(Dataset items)
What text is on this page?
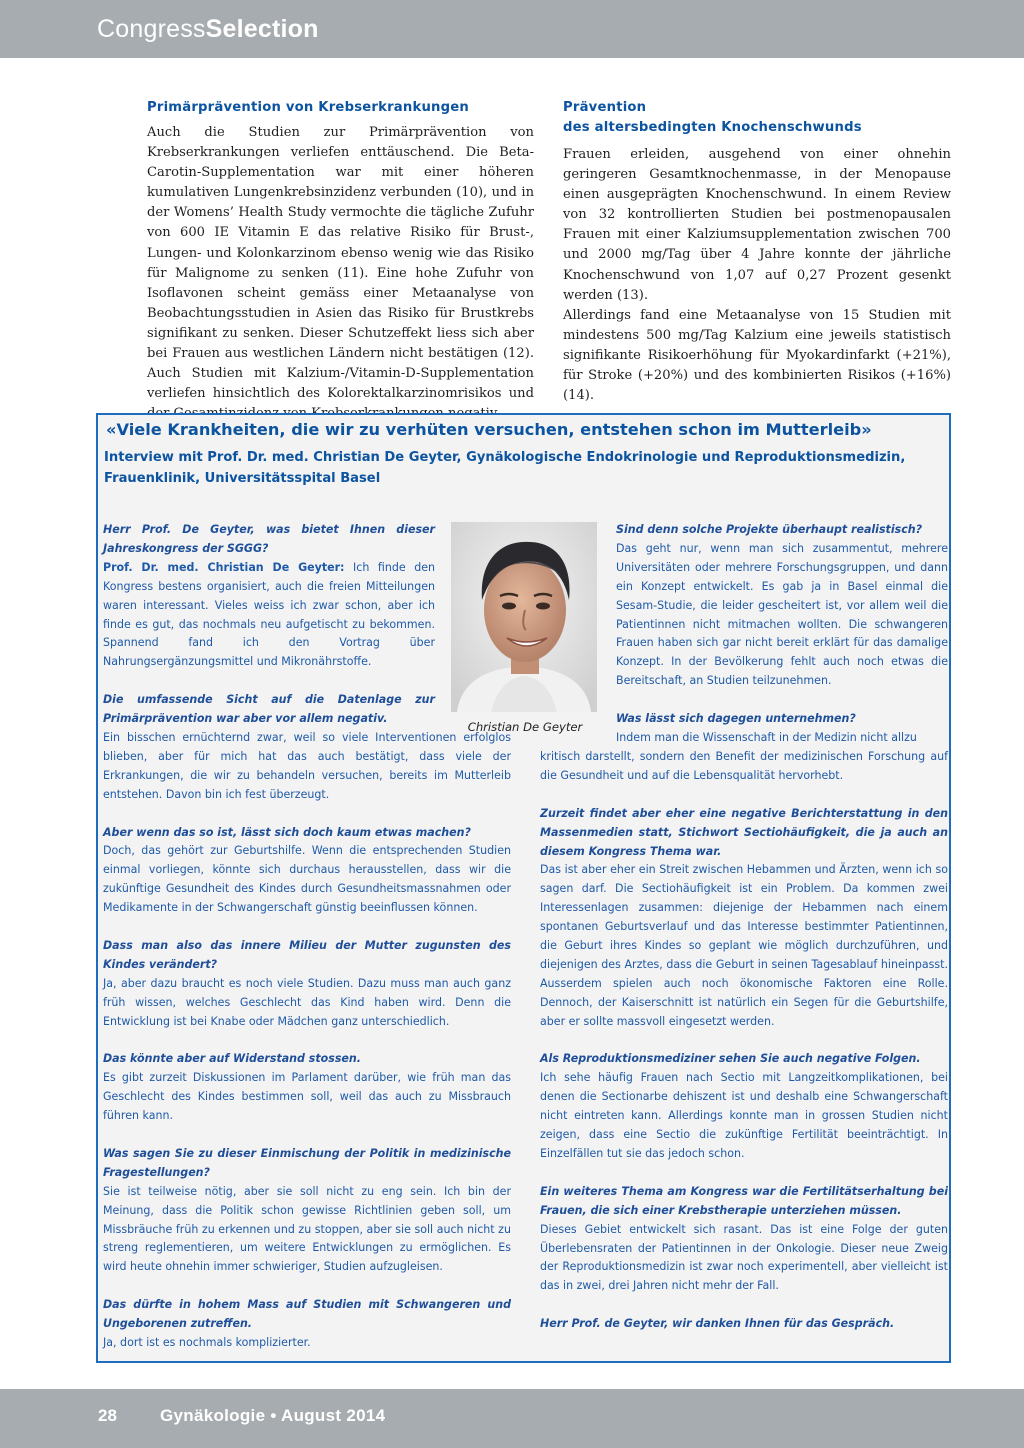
CongressSelection
Primärprävention von Krebserkrankungen

Auch die Studien zur Primärprävention von Krebserkrankungen verliefen enttäuschend. Die Beta-Carotin-Supplementation war mit einer höheren kumulativen Lungenkrebsinzidenz verbunden (10), und in der Womens’ Health Study vermochte die tägliche Zufuhr von 600 IE Vitamin E das relative Risiko für Brust-, Lungen- und Kolonkarzinom ebenso wenig wie das Risiko für Malignome zu senken (11). Eine hohe Zufuhr von Isoflavonen scheint gemäss einer Metaanalyse von Beobachtungsstudien in Asien das Risiko für Brustkrebs signifikant zu senken. Dieser Schutzeffekt liess sich aber bei Frauen aus westlichen Ländern nicht bestätigen (12). Auch Studien mit Kalzium-/Vitamin-D-Supplementation verliefen hinsichtlich des Kolorektalkarzinomrisikos und

Prävention
des altersbedingten Knochenschwunds

Frauen erleiden, ausgehend von einer ohnehin geringeren Gesamtknochenmasse, in der Menopause einen ausgeprägten Knochenschwund. In einem Review von 32 kontrollierten Studien bei postmenopausalen Frauen mit einer Kalziumsupplementation zwischen 700 und 2000 mg/Tag über 4 Jahre konnte der jährliche Knochenschwund von 1,07 auf 0,27 Prozent gesenkt werden (13).

Allerdings fand eine Metaanalyse von 15 Studien mit mindestens 500 mg/Tag Kalzium eine jeweils statistisch signifikante Risikoerhöhung für Myokardinfarkt (+21%), für Stroke (+20%) und des kombinierten Risikos (+16%) (14).

«Viele Krankheiten, die wir zu verhüten versuchen, entstehen schon im Mutterleib»
Interview mit Prof. Dr. med. Christian De Geyter, Gynäkologische Endokrinologie und Reproduktionsmedizin, Frauenklinik, Universitätsspital Basel
Christian De Geyter
Herr Prof. De Geyter, was bietet Ihnen dieser Jahreskongress der SGGG?
Prof. Dr. med. Christian De Geyter: Ich finde den Kongress bestens organisiert, auch die freien Mitteilungen waren interessant. Vieles weiss ich zwar schon, aber ich finde es gut, das nochmals neu aufgetischt zu bekommen. Spannend fand ich den Vortrag über Nahrungsergänzungsmittel und Mikronährstoffe.
Die umfassende Sicht auf die Datenlage zur Primärprävention war aber vor allem negativ.
Ein bisschen ernüchternd zwar, weil so viele Interventionen erfolglos blieben, aber für mich hat das auch bestätigt, dass viele der Erkrankungen, die wir zu behandeln versuchen, bereits im Mutterleib entstehen. Davon bin ich fest überzeugt.
Aber wenn das so ist, lässt sich doch kaum etwas machen?
Doch, das gehört zur Geburtshilfe. Wenn die entsprechenden Studien einmal vorliegen, könnte sich durchaus herausstellen, dass wir die zukünftige Gesundheit des Kindes durch Gesundheitsmassnahmen oder Medikamente in der Schwangerschaft günstig beeinflussen können.
Dass man also das innere Milieu der Mutter zugunsten des Kindes verändert?
Ja, aber dazu braucht es noch viele Studien. Dazu muss man auch ganz früh wissen, welches Geschlecht das Kind haben wird. Denn die Entwicklung ist bei Knabe oder Mädchen ganz unterschiedlich.
Das könnte aber auf Widerstand stossen.
Es gibt zurzeit Diskussionen im Parlament darüber, wie früh man das Geschlecht des Kindes bestimmen soll, weil das auch zu Missbrauch führen kann.
Was sagen Sie zu dieser Einmischung der Politik in medizinische Fragestellungen?
Sie ist teilweise nötig, aber sie soll nicht zu eng sein. Ich bin der Meinung, dass die Politik schon gewisse Richtlinien geben soll, um Missbräuche früh zu erkennen und zu stoppen, aber sie soll auch nicht zu streng reglementieren, um weitere Entwicklungen zu ermöglichen. Es wird heute ohnehin immer schwieriger, Studien aufzugleisen.
Das dürfte in hohem Mass auf Studien mit Schwangeren und Ungeborenen zutreffen.
Ja, dort ist es nochmals komplizierter.
Sind denn solche Projekte überhaupt realistisch?
Das geht nur, wenn man sich zusammentut, mehrere Universitäten oder mehrere Forschungsgruppen, und dann ein Konzept entwickelt. Es gab ja in Basel einmal die Sesam-Studie, die leider gescheitert ist, vor allem weil die Patientinnen nicht mitmachen wollten. Die schwangeren Frauen haben sich gar nicht bereit erklärt für das damalige Konzept. In der Bevölkerung fehlt auch noch etwas die Bereitschaft, an Studien teilzunehmen.
Was lässt sich dagegen unternehmen?
Indem man die Wissenschaft in der Medizin nicht allzu
kritisch darstellt, sondern den Benefit der medizinischen Forschung auf die Gesundheit und auf die Lebensqualität hervorhebt.
Zurzeit findet aber eher eine negative Berichterstattung in den Massenmedien statt, Stichwort Sectiohäufigkeit, die ja auch an diesem Kongress Thema war.
Das ist aber eher ein Streit zwischen Hebammen und Ärzten, wenn ich so sagen darf. Die Sectiohäufigkeit ist ein Problem. Da kommen zwei Interessenlagen zusammen: diejenige der Hebammen nach einem spontanen Geburtsverlauf und das Interesse bestimmter Patientinnen, die Geburt ihres Kindes so geplant wie möglich durchzuführen, und diejenigen des Arztes, dass die Geburt in seinen Tagesablauf hineinpasst. Ausserdem spielen auch noch ökonomische Faktoren eine Rolle. Dennoch, der Kaiserschnitt ist natürlich ein Segen für die Geburtshilfe, aber er sollte massvoll eingesetzt werden.
Als Reproduktionsmediziner sehen Sie auch negative Folgen.
Ich sehe häufig Frauen nach Sectio mit Langzeitkomplikationen, bei denen die Sectionarbe dehiszent ist und deshalb eine Schwangerschaft nicht eintreten kann. Allerdings konnte man in grossen Studien nicht zeigen, dass eine Sectio die zukünftige Fertilität beeinträchtigt. In Einzelfällen tut sie das jedoch schon.
Ein weiteres Thema am Kongress war die Fertilitätserhaltung bei Frauen, die sich einer Krebstherapie unterziehen müssen.
Dieses Gebiet entwickelt sich rasant. Das ist eine Folge der guten Überlebensraten der Patientinnen in der Onkologie. Dieser neue Zweig der Reproduktionsmedizin ist zwar noch experimentell, aber vielleicht ist das in zwei, drei Jahren nicht mehr der Fall.
Herr Prof. de Geyter, wir danken Ihnen für das Gespräch.
28	Gynäkologie • August 2014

* Given task *
What is the number of lines in the data above that include the word "zukünftige"? Answer with that number only.

* Answer to the exercise *
2